[Entries from a dataset]:
^^^^^^^^

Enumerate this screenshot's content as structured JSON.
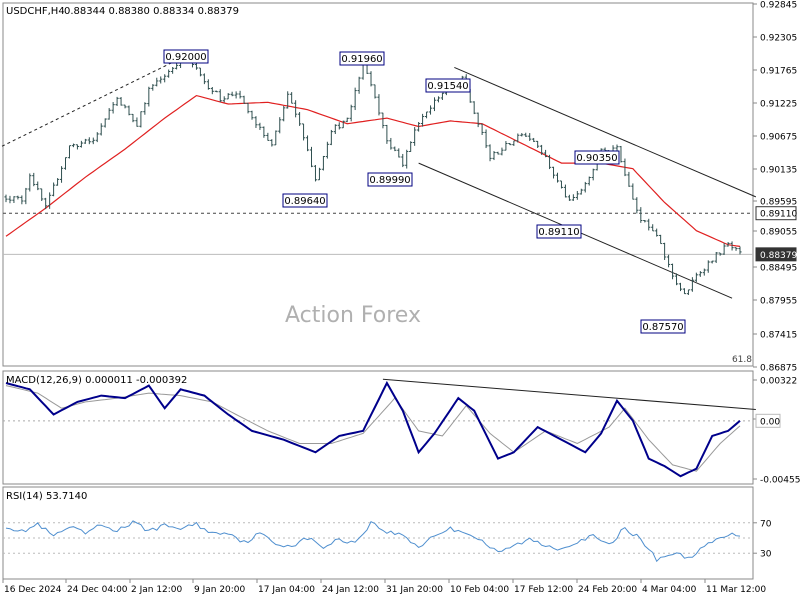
{
  "header": {
    "symbol": "USDCHF,H4",
    "ohlc": "0.88344 0.88380 0.88334 0.88379",
    "watermark": "Action Forex"
  },
  "colors": {
    "price_bars": "#2f4f4f",
    "ma_line": "#e02020",
    "macd_line": "#00008b",
    "signal_line": "#999999",
    "rsi_line": "#4f8fcf",
    "dashed": "#444444",
    "trend": "#222222",
    "price_box": "#333333"
  },
  "chart_data": [
    {
      "type": "candlestick",
      "name": "price",
      "yaxis_ticks": [
        "0.92845",
        "0.92305",
        "0.91765",
        "0.91225",
        "0.90675",
        "0.90135",
        "0.89595",
        "0.89055",
        "0.88495",
        "0.87955",
        "0.87415",
        "0.86875"
      ],
      "ylim": [
        0.86875,
        0.92845
      ],
      "x_ticks": [
        "16 Dec 2024",
        "24 Dec 04:00",
        "2 Jan 12:00",
        "9 Jan 20:00",
        "17 Jan 04:00",
        "24 Jan 12:00",
        "31 Jan 20:00",
        "10 Feb 04:00",
        "17 Feb 12:00",
        "24 Feb 20:00",
        "4 Mar 04:00",
        "11 Mar 12:00"
      ],
      "annotations": [
        {
          "text": "0.92000",
          "value": 0.92
        },
        {
          "text": "0.91960",
          "value": 0.9196
        },
        {
          "text": "0.91540",
          "value": 0.9154
        },
        {
          "text": "0.90350",
          "value": 0.9035
        },
        {
          "text": "0.89640",
          "value": 0.8964
        },
        {
          "text": "0.89990",
          "value": 0.8999
        },
        {
          "text": "0.89110",
          "value": 0.8911
        },
        {
          "text": "0.87570",
          "value": 0.8757
        }
      ],
      "level_line": {
        "text": "0.89110",
        "value": 0.8911
      },
      "last_price": {
        "text": "0.88379",
        "value": 0.88379
      },
      "fib_label": "61.8",
      "key_points": [
        {
          "i": 0,
          "v": 0.894
        },
        {
          "i": 4,
          "v": 0.8935
        },
        {
          "i": 6,
          "v": 0.898
        },
        {
          "i": 10,
          "v": 0.892
        },
        {
          "i": 16,
          "v": 0.903
        },
        {
          "i": 22,
          "v": 0.904
        },
        {
          "i": 28,
          "v": 0.9115
        },
        {
          "i": 33,
          "v": 0.907
        },
        {
          "i": 36,
          "v": 0.913
        },
        {
          "i": 42,
          "v": 0.917
        },
        {
          "i": 45,
          "v": 0.9195
        },
        {
          "i": 50,
          "v": 0.9145
        },
        {
          "i": 54,
          "v": 0.9115
        },
        {
          "i": 58,
          "v": 0.9125
        },
        {
          "i": 62,
          "v": 0.908
        },
        {
          "i": 67,
          "v": 0.903
        },
        {
          "i": 71,
          "v": 0.912
        },
        {
          "i": 75,
          "v": 0.905
        },
        {
          "i": 78,
          "v": 0.897
        },
        {
          "i": 82,
          "v": 0.906
        },
        {
          "i": 86,
          "v": 0.9075
        },
        {
          "i": 90,
          "v": 0.918
        },
        {
          "i": 93,
          "v": 0.912
        },
        {
          "i": 96,
          "v": 0.904
        },
        {
          "i": 100,
          "v": 0.9
        },
        {
          "i": 104,
          "v": 0.9075
        },
        {
          "i": 108,
          "v": 0.911
        },
        {
          "i": 112,
          "v": 0.914
        },
        {
          "i": 115,
          "v": 0.9148
        },
        {
          "i": 118,
          "v": 0.909
        },
        {
          "i": 122,
          "v": 0.901
        },
        {
          "i": 126,
          "v": 0.903
        },
        {
          "i": 130,
          "v": 0.9055
        },
        {
          "i": 134,
          "v": 0.9035
        },
        {
          "i": 138,
          "v": 0.898
        },
        {
          "i": 142,
          "v": 0.893
        },
        {
          "i": 146,
          "v": 0.896
        },
        {
          "i": 150,
          "v": 0.902
        },
        {
          "i": 154,
          "v": 0.903
        },
        {
          "i": 157,
          "v": 0.896
        },
        {
          "i": 160,
          "v": 0.89
        },
        {
          "i": 164,
          "v": 0.887
        },
        {
          "i": 168,
          "v": 0.88
        },
        {
          "i": 171,
          "v": 0.8765
        },
        {
          "i": 174,
          "v": 0.88
        },
        {
          "i": 178,
          "v": 0.883
        },
        {
          "i": 182,
          "v": 0.8855
        },
        {
          "i": 185,
          "v": 0.8838
        }
      ],
      "ma_points": [
        {
          "i": 0,
          "v": 0.887
        },
        {
          "i": 10,
          "v": 0.892
        },
        {
          "i": 20,
          "v": 0.8975
        },
        {
          "i": 30,
          "v": 0.9025
        },
        {
          "i": 40,
          "v": 0.908
        },
        {
          "i": 48,
          "v": 0.912
        },
        {
          "i": 56,
          "v": 0.9105
        },
        {
          "i": 66,
          "v": 0.9108
        },
        {
          "i": 76,
          "v": 0.9095
        },
        {
          "i": 86,
          "v": 0.907
        },
        {
          "i": 96,
          "v": 0.908
        },
        {
          "i": 104,
          "v": 0.9065
        },
        {
          "i": 112,
          "v": 0.9075
        },
        {
          "i": 120,
          "v": 0.907
        },
        {
          "i": 130,
          "v": 0.9035
        },
        {
          "i": 140,
          "v": 0.9
        },
        {
          "i": 150,
          "v": 0.9
        },
        {
          "i": 158,
          "v": 0.899
        },
        {
          "i": 166,
          "v": 0.893
        },
        {
          "i": 174,
          "v": 0.888
        },
        {
          "i": 182,
          "v": 0.8855
        },
        {
          "i": 185,
          "v": 0.8852
        }
      ],
      "trendlines": [
        {
          "style": "dashed",
          "from": {
            "i": -1,
            "v": 0.903
          },
          "to": {
            "i": 48,
            "v": 0.92
          }
        },
        {
          "style": "solid",
          "from": {
            "i": 113,
            "v": 0.917
          },
          "to": {
            "i": 189,
            "v": 0.894
          }
        },
        {
          "style": "solid",
          "from": {
            "i": 104,
            "v": 0.9
          },
          "to": {
            "i": 183,
            "v": 0.876
          }
        }
      ]
    },
    {
      "type": "line",
      "name": "macd",
      "title": "MACD(12,26,9) 0.000011 -0.000392",
      "yaxis_ticks": [
        "0.00322",
        "0.00",
        "-0.004559"
      ],
      "ylim": [
        -0.0047,
        0.0034
      ],
      "zero_label": "0.00",
      "macd_points": [
        {
          "i": 0,
          "v": 0.003
        },
        {
          "i": 6,
          "v": 0.0025
        },
        {
          "i": 12,
          "v": 0.0005
        },
        {
          "i": 18,
          "v": 0.0015
        },
        {
          "i": 24,
          "v": 0.002
        },
        {
          "i": 30,
          "v": 0.0018
        },
        {
          "i": 36,
          "v": 0.0028
        },
        {
          "i": 40,
          "v": 0.001
        },
        {
          "i": 44,
          "v": 0.0025
        },
        {
          "i": 50,
          "v": 0.002
        },
        {
          "i": 56,
          "v": 0.0005
        },
        {
          "i": 62,
          "v": -0.0008
        },
        {
          "i": 70,
          "v": -0.0015
        },
        {
          "i": 78,
          "v": -0.0025
        },
        {
          "i": 84,
          "v": -0.0012
        },
        {
          "i": 90,
          "v": -0.0008
        },
        {
          "i": 96,
          "v": 0.003
        },
        {
          "i": 100,
          "v": 0.0008
        },
        {
          "i": 104,
          "v": -0.0025
        },
        {
          "i": 108,
          "v": -0.001
        },
        {
          "i": 114,
          "v": 0.0018
        },
        {
          "i": 118,
          "v": 0.0008
        },
        {
          "i": 124,
          "v": -0.003
        },
        {
          "i": 128,
          "v": -0.0025
        },
        {
          "i": 134,
          "v": -0.0005
        },
        {
          "i": 140,
          "v": -0.0015
        },
        {
          "i": 146,
          "v": -0.0025
        },
        {
          "i": 150,
          "v": -0.001
        },
        {
          "i": 154,
          "v": 0.0016
        },
        {
          "i": 158,
          "v": 0.0
        },
        {
          "i": 162,
          "v": -0.003
        },
        {
          "i": 166,
          "v": -0.0036
        },
        {
          "i": 170,
          "v": -0.0044
        },
        {
          "i": 174,
          "v": -0.0038
        },
        {
          "i": 178,
          "v": -0.0012
        },
        {
          "i": 182,
          "v": -0.0008
        },
        {
          "i": 185,
          "v": 0.0
        }
      ],
      "signal_points": [
        {
          "i": 0,
          "v": 0.0028
        },
        {
          "i": 8,
          "v": 0.0022
        },
        {
          "i": 14,
          "v": 0.001
        },
        {
          "i": 20,
          "v": 0.0015
        },
        {
          "i": 28,
          "v": 0.0018
        },
        {
          "i": 36,
          "v": 0.0022
        },
        {
          "i": 44,
          "v": 0.002
        },
        {
          "i": 52,
          "v": 0.0015
        },
        {
          "i": 58,
          "v": 0.0005
        },
        {
          "i": 66,
          "v": -0.0008
        },
        {
          "i": 74,
          "v": -0.0018
        },
        {
          "i": 82,
          "v": -0.0018
        },
        {
          "i": 90,
          "v": -0.001
        },
        {
          "i": 98,
          "v": 0.0018
        },
        {
          "i": 104,
          "v": -0.0008
        },
        {
          "i": 110,
          "v": -0.0012
        },
        {
          "i": 116,
          "v": 0.0012
        },
        {
          "i": 122,
          "v": -0.001
        },
        {
          "i": 128,
          "v": -0.0025
        },
        {
          "i": 136,
          "v": -0.0008
        },
        {
          "i": 144,
          "v": -0.0018
        },
        {
          "i": 152,
          "v": -0.0005
        },
        {
          "i": 156,
          "v": 0.001
        },
        {
          "i": 162,
          "v": -0.0015
        },
        {
          "i": 168,
          "v": -0.0035
        },
        {
          "i": 174,
          "v": -0.004
        },
        {
          "i": 180,
          "v": -0.0018
        },
        {
          "i": 185,
          "v": -0.0004
        }
      ],
      "trendline": {
        "from": {
          "i": 95,
          "v": 0.0033
        },
        "to": {
          "i": 189,
          "v": 0.0009
        }
      }
    },
    {
      "type": "line",
      "name": "rsi",
      "title": "RSI(14) 53.7140",
      "yaxis_ticks": [
        "70",
        "30"
      ],
      "ylim": [
        0,
        100
      ],
      "levels": [
        70,
        50,
        30
      ],
      "rsi_points": [
        {
          "i": 0,
          "v": 66
        },
        {
          "i": 4,
          "v": 58
        },
        {
          "i": 8,
          "v": 68
        },
        {
          "i": 12,
          "v": 52
        },
        {
          "i": 16,
          "v": 64
        },
        {
          "i": 20,
          "v": 56
        },
        {
          "i": 24,
          "v": 67
        },
        {
          "i": 28,
          "v": 60
        },
        {
          "i": 32,
          "v": 70
        },
        {
          "i": 36,
          "v": 60
        },
        {
          "i": 40,
          "v": 66
        },
        {
          "i": 44,
          "v": 63
        },
        {
          "i": 48,
          "v": 68
        },
        {
          "i": 52,
          "v": 56
        },
        {
          "i": 56,
          "v": 58
        },
        {
          "i": 60,
          "v": 44
        },
        {
          "i": 64,
          "v": 56
        },
        {
          "i": 68,
          "v": 42
        },
        {
          "i": 72,
          "v": 40
        },
        {
          "i": 76,
          "v": 50
        },
        {
          "i": 80,
          "v": 38
        },
        {
          "i": 84,
          "v": 48
        },
        {
          "i": 88,
          "v": 44
        },
        {
          "i": 92,
          "v": 70
        },
        {
          "i": 96,
          "v": 58
        },
        {
          "i": 100,
          "v": 54
        },
        {
          "i": 104,
          "v": 38
        },
        {
          "i": 108,
          "v": 54
        },
        {
          "i": 112,
          "v": 62
        },
        {
          "i": 116,
          "v": 58
        },
        {
          "i": 120,
          "v": 46
        },
        {
          "i": 124,
          "v": 30
        },
        {
          "i": 128,
          "v": 40
        },
        {
          "i": 132,
          "v": 48
        },
        {
          "i": 136,
          "v": 40
        },
        {
          "i": 140,
          "v": 36
        },
        {
          "i": 144,
          "v": 46
        },
        {
          "i": 148,
          "v": 52
        },
        {
          "i": 152,
          "v": 40
        },
        {
          "i": 156,
          "v": 64
        },
        {
          "i": 160,
          "v": 48
        },
        {
          "i": 164,
          "v": 22
        },
        {
          "i": 168,
          "v": 30
        },
        {
          "i": 172,
          "v": 24
        },
        {
          "i": 176,
          "v": 38
        },
        {
          "i": 180,
          "v": 50
        },
        {
          "i": 183,
          "v": 54
        },
        {
          "i": 185,
          "v": 54
        }
      ]
    }
  ]
}
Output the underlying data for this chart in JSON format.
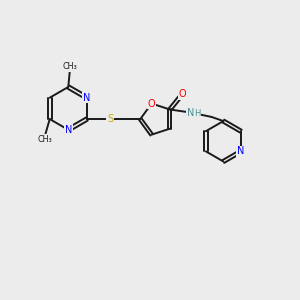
{
  "background_color": "#ececec",
  "bond_color": "#1a1a1a",
  "atom_colors": {
    "N": "#0000ff",
    "O": "#ff0000",
    "S": "#ccaa00",
    "C": "#1a1a1a",
    "H": "#4a9090"
  },
  "lw": 1.4,
  "fs": 7.0
}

^^^^^^^^

[Required task]:
Leave out all pictures and retype precisely the lines that run from the line containing "Output the underlying" to the last line of the records.

[Task answer]:
Output the underlying data for this chart in JSON format.
{
  "background_color": "#ececec",
  "bond_color": "#1a1a1a",
  "atom_colors": {
    "N": "#0000ff",
    "O": "#ff0000",
    "S": "#ccaa00",
    "C": "#1a1a1a",
    "H": "#4a9090"
  },
  "lw": 1.4,
  "fs": 7.0
}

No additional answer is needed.